» EXERCISE REQUIREMENTS
Copy each line of the records that holds the string "scenes".

___

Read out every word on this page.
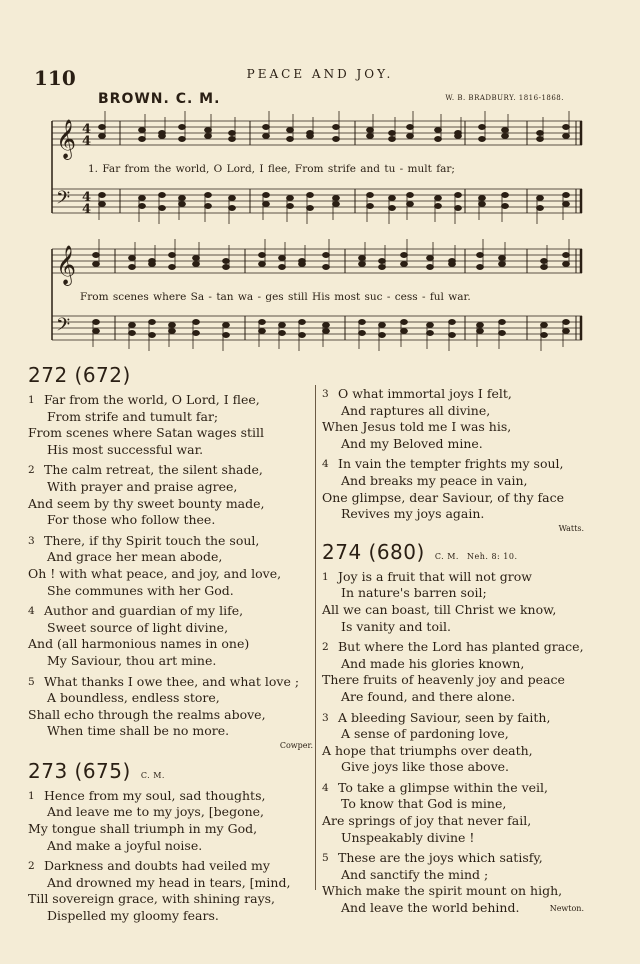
110	PEACE AND JOY.
BROWN. C. M.	W. B. BRADBURY. 1816-1868.
𝄞
𝄢
𝄞
𝄢
4
4
4
4
1. Far from the world, O Lord, I flee, From strife and tu - mult far;
From scenes where Sa - tan wa - ges still His most suc - cess - ful war.
272 (672)
1 Far from the world, O Lord, I flee,
From strife and tumult far;
From scenes where Satan wages still
His most successful war.
2 The calm retreat, the silent shade,
With prayer and praise agree,
And seem by thy sweet bounty made,
For those who follow thee.
3 There, if thy Spirit touch the soul,
And grace her mean abode,
Oh ! with what peace, and joy, and love,
She communes with her God.
4 Author and guardian of my life,
Sweet source of light divine,
And (all harmonious names in one)
My Saviour, thou art mine.
5 What thanks I owe thee, and what love ;
A boundless, endless store,
Shall echo through the realms above,
When time shall be no more.
Cowper.
273 (675) C. M.
1 Hence from my soul, sad thoughts,
And leave me to my joys, [begone,
My tongue shall triumph in my God,
And make a joyful noise.
2 Darkness and doubts had veiled my
And drowned my head in tears, [mind,
Till sovereign grace, with shining rays,
Dispelled my gloomy fears.
3 O what immortal joys I felt,
And raptures all divine,
When Jesus told me I was his,
And my Beloved mine.
4 In vain the tempter frights my soul,
And breaks my peace in vain,
One glimpse, dear Saviour, of thy face
Revives my joys again.
Watts.
274 (680) C. M. Neh. 8: 10.
1 Joy is a fruit that will not grow
In nature's barren soil;
All we can boast, till Christ we know,
Is vanity and toil.
2 But where the Lord has planted grace,
And made his glories known,
There fruits of heavenly joy and peace
Are found, and there alone.
3 A bleeding Saviour, seen by faith,
A sense of pardoning love,
A hope that triumphs over death,
Give joys like those above.
4 To take a glimpse within the veil,
To know that God is mine,
Are springs of joy that never fail,
Unspeakably divine !
5 These are the joys which satisfy,
And sanctify the mind ;
Which make the spirit mount on high,
And leave the world behind.	Newton.
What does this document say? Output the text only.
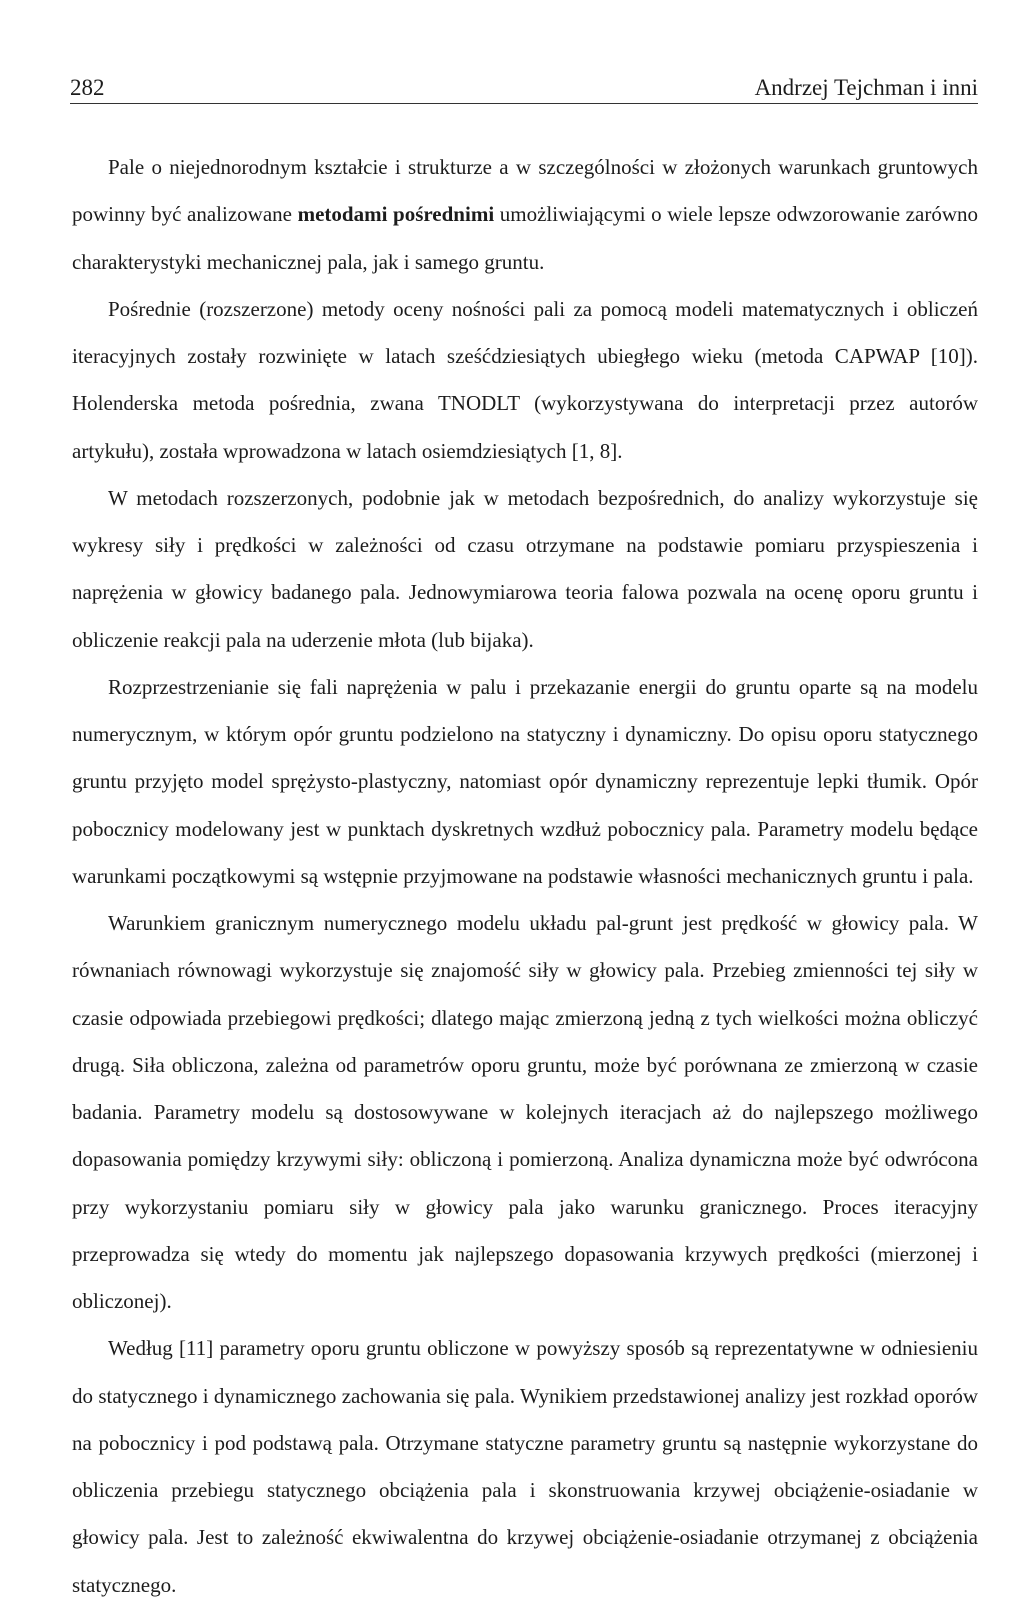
282	Andrzej Tejchman i inni

Pale o niejednorodnym kształcie i strukturze a w szczególności w złożonych warunkach gruntowych powinny być analizowane metodami pośrednimi umożliwiającymi o wiele lepsze odwzorowanie zarówno charakterystyki mechanicznej pala, jak i samego gruntu.

Pośrednie (rozszerzone) metody oceny nośności pali za pomocą modeli matematycznych i obliczeń iteracyjnych zostały rozwinięte w latach sześćdziesiątych ubiegłego wieku (metoda CAPWAP [10]). Holenderska metoda pośrednia, zwana TNODLT (wykorzystywana do interpretacji przez autorów artykułu), została wprowadzona w latach osiemdziesiątych [1, 8].

W metodach rozszerzonych, podobnie jak w metodach bezpośrednich, do analizy wykorzystuje się wykresy siły i prędkości w zależności od czasu otrzymane na podstawie pomiaru przyspieszenia i naprężenia w głowicy badanego pala. Jednowymiarowa teoria falowa pozwala na ocenę oporu gruntu i obliczenie reakcji pala na uderzenie młota (lub bijaka).

Rozprzestrzenianie się fali naprężenia w palu i przekazanie energii do gruntu oparte są na modelu numerycznym, w którym opór gruntu podzielono na statyczny i dynamiczny. Do opisu oporu statycznego gruntu przyjęto model sprężysto-plastyczny, natomiast opór dynamiczny reprezentuje lepki tłumik. Opór pobocznicy modelowany jest w punktach dyskretnych wzdłuż pobocznicy pala. Parametry modelu będące warunkami początkowymi są wstępnie przyjmowane na podstawie własności mechanicznych gruntu i pala.

Warunkiem granicznym numerycznego modelu układu pal-grunt jest prędkość w głowicy pala. W równaniach równowagi wykorzystuje się znajomość siły w głowicy pala. Przebieg zmienności tej siły w czasie odpowiada przebiegowi prędkości; dlatego mając zmierzoną jedną z tych wielkości można obliczyć drugą. Siła obliczona, zależna od parametrów oporu gruntu, może być porównana ze zmierzoną w czasie badania. Parametry modelu są dostosowywane w kolejnych iteracjach aż do najlepszego możliwego dopasowania pomiędzy krzywymi siły: obliczoną i pomierzoną. Analiza dynamiczna może być odwrócona przy wykorzystaniu pomiaru siły w głowicy pala jako warunku granicznego. Proces iteracyjny przeprowadza się wtedy do momentu jak najlepszego dopasowania krzywych prędkości (mierzonej i obliczonej).

Według [11] parametry oporu gruntu obliczone w powyższy sposób są reprezentatywne w odniesieniu do statycznego i dynamicznego zachowania się pala. Wynikiem przedstawionej analizy jest rozkład oporów na pobocznicy i pod podstawą pala. Otrzymane statyczne parametry gruntu są następnie wykorzystane do obliczenia przebiegu statycznego obciążenia pala i skonstruowania krzywej obciążenie-osiadanie w głowicy pala. Jest to zależność ekwiwalentna do krzywej obciążenie-osiadanie otrzymanej z obciążenia statycznego.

___

» COMPLETED TASK
From scenes where Sa - tan wa - ges still His most suc - cess - ful war.
From scenes where Satan wages still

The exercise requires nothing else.